::: DATA FOR THIS TASK

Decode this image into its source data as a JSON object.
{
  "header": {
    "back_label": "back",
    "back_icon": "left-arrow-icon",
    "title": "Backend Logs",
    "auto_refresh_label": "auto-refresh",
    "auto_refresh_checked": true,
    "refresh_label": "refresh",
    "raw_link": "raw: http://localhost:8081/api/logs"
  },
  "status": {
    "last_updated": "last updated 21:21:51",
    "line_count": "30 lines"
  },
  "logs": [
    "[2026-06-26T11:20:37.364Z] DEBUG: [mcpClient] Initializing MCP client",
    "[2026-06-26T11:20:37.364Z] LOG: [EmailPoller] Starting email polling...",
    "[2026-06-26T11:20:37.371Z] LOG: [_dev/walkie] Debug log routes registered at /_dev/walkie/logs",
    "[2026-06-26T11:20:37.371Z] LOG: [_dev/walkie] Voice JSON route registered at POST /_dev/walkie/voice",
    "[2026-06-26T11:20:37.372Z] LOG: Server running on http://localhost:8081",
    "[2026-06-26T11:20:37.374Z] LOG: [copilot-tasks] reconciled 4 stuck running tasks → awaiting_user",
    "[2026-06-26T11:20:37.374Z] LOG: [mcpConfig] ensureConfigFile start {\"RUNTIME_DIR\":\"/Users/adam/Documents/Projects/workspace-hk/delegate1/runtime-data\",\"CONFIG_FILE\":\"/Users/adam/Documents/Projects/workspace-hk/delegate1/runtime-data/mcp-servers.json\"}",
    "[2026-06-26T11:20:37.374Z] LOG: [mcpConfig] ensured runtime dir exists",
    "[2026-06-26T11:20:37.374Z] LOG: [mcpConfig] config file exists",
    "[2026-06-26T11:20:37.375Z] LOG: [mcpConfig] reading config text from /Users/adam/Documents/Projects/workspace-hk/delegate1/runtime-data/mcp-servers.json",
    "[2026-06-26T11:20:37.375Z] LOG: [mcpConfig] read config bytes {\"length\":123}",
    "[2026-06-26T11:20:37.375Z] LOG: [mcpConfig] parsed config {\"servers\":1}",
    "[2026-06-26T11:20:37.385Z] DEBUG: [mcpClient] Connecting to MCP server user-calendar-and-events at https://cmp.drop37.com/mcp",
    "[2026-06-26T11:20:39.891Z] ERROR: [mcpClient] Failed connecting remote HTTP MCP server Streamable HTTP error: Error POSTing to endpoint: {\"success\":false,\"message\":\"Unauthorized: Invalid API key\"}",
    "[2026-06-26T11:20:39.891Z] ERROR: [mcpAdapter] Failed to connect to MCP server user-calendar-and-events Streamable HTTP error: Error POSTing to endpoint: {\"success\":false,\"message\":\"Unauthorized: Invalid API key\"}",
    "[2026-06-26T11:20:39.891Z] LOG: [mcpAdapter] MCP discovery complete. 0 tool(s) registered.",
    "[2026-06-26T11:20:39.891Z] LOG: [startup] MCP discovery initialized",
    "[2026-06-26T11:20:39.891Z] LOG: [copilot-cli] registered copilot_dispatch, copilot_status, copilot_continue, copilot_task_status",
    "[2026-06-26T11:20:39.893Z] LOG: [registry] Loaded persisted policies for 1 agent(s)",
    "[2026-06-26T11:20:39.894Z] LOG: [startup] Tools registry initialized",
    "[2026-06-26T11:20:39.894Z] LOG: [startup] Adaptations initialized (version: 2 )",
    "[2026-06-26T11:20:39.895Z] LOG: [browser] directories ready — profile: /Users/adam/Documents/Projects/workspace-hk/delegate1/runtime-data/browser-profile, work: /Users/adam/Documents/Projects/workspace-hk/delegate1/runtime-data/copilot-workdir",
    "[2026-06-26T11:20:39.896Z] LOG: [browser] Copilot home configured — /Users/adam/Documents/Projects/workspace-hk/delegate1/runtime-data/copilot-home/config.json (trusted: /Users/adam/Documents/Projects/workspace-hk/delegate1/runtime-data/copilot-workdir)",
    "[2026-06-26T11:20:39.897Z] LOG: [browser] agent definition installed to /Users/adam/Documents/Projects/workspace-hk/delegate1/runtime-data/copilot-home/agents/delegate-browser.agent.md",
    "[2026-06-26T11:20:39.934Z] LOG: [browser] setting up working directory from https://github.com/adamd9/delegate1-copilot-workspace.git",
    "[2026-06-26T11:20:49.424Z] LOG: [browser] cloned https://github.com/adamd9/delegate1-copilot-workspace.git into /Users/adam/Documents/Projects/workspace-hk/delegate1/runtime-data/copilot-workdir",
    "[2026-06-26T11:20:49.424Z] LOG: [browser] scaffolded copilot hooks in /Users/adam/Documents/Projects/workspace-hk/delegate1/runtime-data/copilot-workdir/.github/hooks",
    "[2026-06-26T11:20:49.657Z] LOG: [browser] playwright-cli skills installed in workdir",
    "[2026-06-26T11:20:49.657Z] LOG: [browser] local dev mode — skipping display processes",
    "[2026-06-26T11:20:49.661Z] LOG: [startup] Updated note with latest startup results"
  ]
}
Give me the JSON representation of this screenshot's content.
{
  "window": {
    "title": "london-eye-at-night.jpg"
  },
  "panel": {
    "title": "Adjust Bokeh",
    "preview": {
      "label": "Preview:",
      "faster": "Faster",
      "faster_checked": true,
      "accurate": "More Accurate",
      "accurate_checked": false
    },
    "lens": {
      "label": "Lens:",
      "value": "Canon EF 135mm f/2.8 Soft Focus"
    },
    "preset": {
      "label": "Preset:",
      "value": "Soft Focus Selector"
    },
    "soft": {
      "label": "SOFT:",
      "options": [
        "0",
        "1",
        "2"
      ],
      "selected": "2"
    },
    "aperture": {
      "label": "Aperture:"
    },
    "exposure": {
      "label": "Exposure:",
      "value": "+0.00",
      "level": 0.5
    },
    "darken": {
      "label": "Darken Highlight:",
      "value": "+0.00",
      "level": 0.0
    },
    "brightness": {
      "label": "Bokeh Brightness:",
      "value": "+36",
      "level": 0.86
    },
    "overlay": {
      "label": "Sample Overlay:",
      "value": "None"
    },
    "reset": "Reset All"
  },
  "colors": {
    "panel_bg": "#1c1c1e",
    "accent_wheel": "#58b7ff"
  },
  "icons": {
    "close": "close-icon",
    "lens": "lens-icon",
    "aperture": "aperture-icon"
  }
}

::::::

• WHAT THE TASK ASKS: Copy each line of the listing that holds the word "into".

• FULL SOLUTION:
Decode this image into its source data as a JSON object.
    "[2026-06-26T11:20:49.424Z] LOG: [browser] cloned https://github.com/adamd9/delegate1-copilot-workspace.git into /Users/adam/Documents/Projects/workspace-hk/delegate1/runtime-data/copilot-workdir",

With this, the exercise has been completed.